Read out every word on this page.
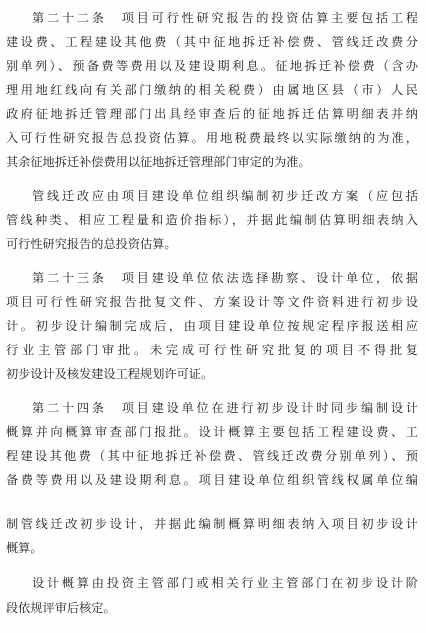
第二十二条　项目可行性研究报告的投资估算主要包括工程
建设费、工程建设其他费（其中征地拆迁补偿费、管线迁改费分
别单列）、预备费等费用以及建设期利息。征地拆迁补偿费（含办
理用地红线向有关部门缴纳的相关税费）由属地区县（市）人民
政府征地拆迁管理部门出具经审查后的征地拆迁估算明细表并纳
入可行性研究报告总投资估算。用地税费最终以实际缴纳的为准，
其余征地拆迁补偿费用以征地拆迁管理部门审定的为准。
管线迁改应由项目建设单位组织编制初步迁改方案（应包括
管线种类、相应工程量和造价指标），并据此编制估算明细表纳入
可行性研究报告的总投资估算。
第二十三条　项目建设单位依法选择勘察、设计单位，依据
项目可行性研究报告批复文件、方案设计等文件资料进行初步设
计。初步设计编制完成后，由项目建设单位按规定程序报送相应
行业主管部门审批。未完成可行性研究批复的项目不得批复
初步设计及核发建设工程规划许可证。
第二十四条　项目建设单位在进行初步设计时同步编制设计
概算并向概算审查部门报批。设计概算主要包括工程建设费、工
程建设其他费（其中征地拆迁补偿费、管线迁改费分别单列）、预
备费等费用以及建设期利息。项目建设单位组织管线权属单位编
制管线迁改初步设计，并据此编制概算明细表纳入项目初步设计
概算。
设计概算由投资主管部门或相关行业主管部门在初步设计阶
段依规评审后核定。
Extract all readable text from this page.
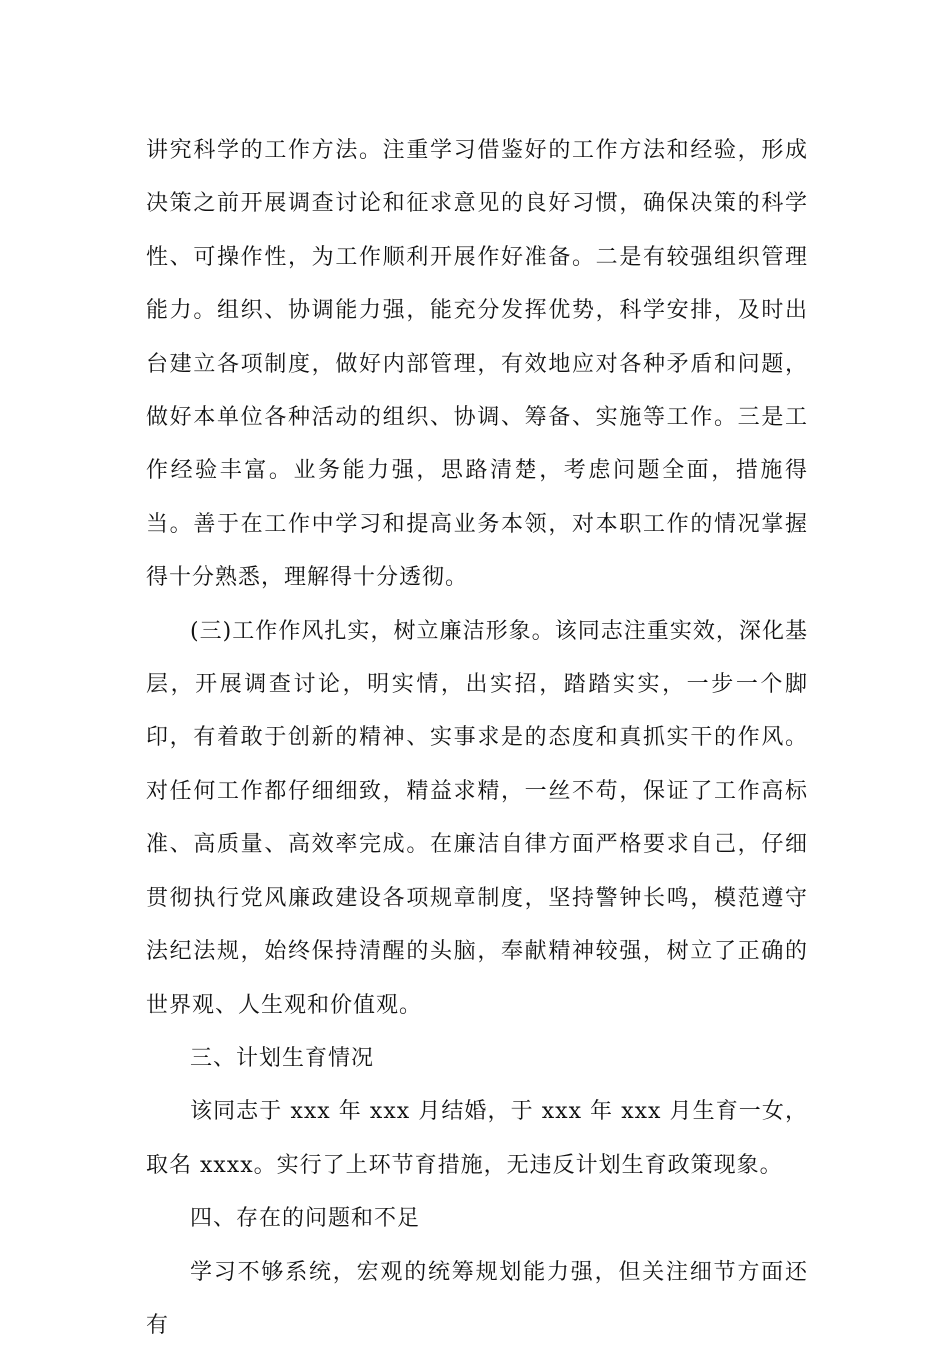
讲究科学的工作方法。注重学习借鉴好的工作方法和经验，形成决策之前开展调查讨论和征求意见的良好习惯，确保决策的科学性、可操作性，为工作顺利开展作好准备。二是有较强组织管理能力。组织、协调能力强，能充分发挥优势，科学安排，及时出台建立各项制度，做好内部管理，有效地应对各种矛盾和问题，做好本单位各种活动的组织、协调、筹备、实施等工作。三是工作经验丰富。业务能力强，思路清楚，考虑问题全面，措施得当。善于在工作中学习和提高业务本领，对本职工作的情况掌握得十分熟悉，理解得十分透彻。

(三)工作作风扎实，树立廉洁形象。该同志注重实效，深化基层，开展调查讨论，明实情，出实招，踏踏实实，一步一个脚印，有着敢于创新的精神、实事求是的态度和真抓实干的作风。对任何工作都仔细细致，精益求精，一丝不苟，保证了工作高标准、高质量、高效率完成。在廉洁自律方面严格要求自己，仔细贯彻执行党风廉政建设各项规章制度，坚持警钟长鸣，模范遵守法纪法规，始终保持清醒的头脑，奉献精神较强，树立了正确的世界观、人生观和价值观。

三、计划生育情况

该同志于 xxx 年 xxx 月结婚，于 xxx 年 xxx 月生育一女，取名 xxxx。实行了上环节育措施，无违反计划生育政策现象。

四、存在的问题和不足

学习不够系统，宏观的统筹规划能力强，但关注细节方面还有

* _Task goal_
Print all of the records shown above exactly, leaving out each picture.

* _Output of the exercise_
Read out every word on this page.
第二十二条　项目可行性研究报告的投资估算主要包括工程
建设费、工程建设其他费（其中征地拆迁补偿费、管线迁改费分
别单列）、预备费等费用以及建设期利息。征地拆迁补偿费（含办
理用地红线向有关部门缴纳的相关税费）由属地区县（市）人民
政府征地拆迁管理部门出具经审查后的征地拆迁估算明细表并纳
入可行性研究报告总投资估算。用地税费最终以实际缴纳的为准，
其余征地拆迁补偿费用以征地拆迁管理部门审定的为准。
管线迁改应由项目建设单位组织编制初步迁改方案（应包括
管线种类、相应工程量和造价指标），并据此编制估算明细表纳入
可行性研究报告的总投资估算。
第二十三条　项目建设单位依法选择勘察、设计单位，依据
项目可行性研究报告批复文件、方案设计等文件资料进行初步设
计。初步设计编制完成后，由项目建设单位按规定程序报送相应
行业主管部门审批。未完成可行性研究批复的项目不得批复
初步设计及核发建设工程规划许可证。
第二十四条　项目建设单位在进行初步设计时同步编制设计
概算并向概算审查部门报批。设计概算主要包括工程建设费、工
程建设其他费（其中征地拆迁补偿费、管线迁改费分别单列）、预
备费等费用以及建设期利息。项目建设单位组织管线权属单位编
制管线迁改初步设计，并据此编制概算明细表纳入项目初步设计
概算。
设计概算由投资主管部门或相关行业主管部门在初步设计阶
段依规评审后核定。
Extract all readable text from this page.
讲究科学的工作方法。注重学习借鉴好的工作方法和经验，形成决策之前开展调查讨论和征求意见的良好习惯，确保决策的科学性、可操作性，为工作顺利开展作好准备。二是有较强组织管理能力。组织、协调能力强，能充分发挥优势，科学安排，及时出台建立各项制度，做好内部管理，有效地应对各种矛盾和问题，做好本单位各种活动的组织、协调、筹备、实施等工作。三是工作经验丰富。业务能力强，思路清楚，考虑问题全面，措施得当。善于在工作中学习和提高业务本领，对本职工作的情况掌握得十分熟悉，理解得十分透彻。

(三)工作作风扎实，树立廉洁形象。该同志注重实效，深化基层，开展调查讨论，明实情，出实招，踏踏实实，一步一个脚印，有着敢于创新的精神、实事求是的态度和真抓实干的作风。对任何工作都仔细细致，精益求精，一丝不苟，保证了工作高标准、高质量、高效率完成。在廉洁自律方面严格要求自己，仔细贯彻执行党风廉政建设各项规章制度，坚持警钟长鸣，模范遵守法纪法规，始终保持清醒的头脑，奉献精神较强，树立了正确的世界观、人生观和价值观。

三、计划生育情况

该同志于 xxx 年 xxx 月结婚，于 xxx 年 xxx 月生育一女，取名 xxxx。实行了上环节育措施，无违反计划生育政策现象。

四、存在的问题和不足

学习不够系统，宏观的统筹规划能力强，但关注细节方面还有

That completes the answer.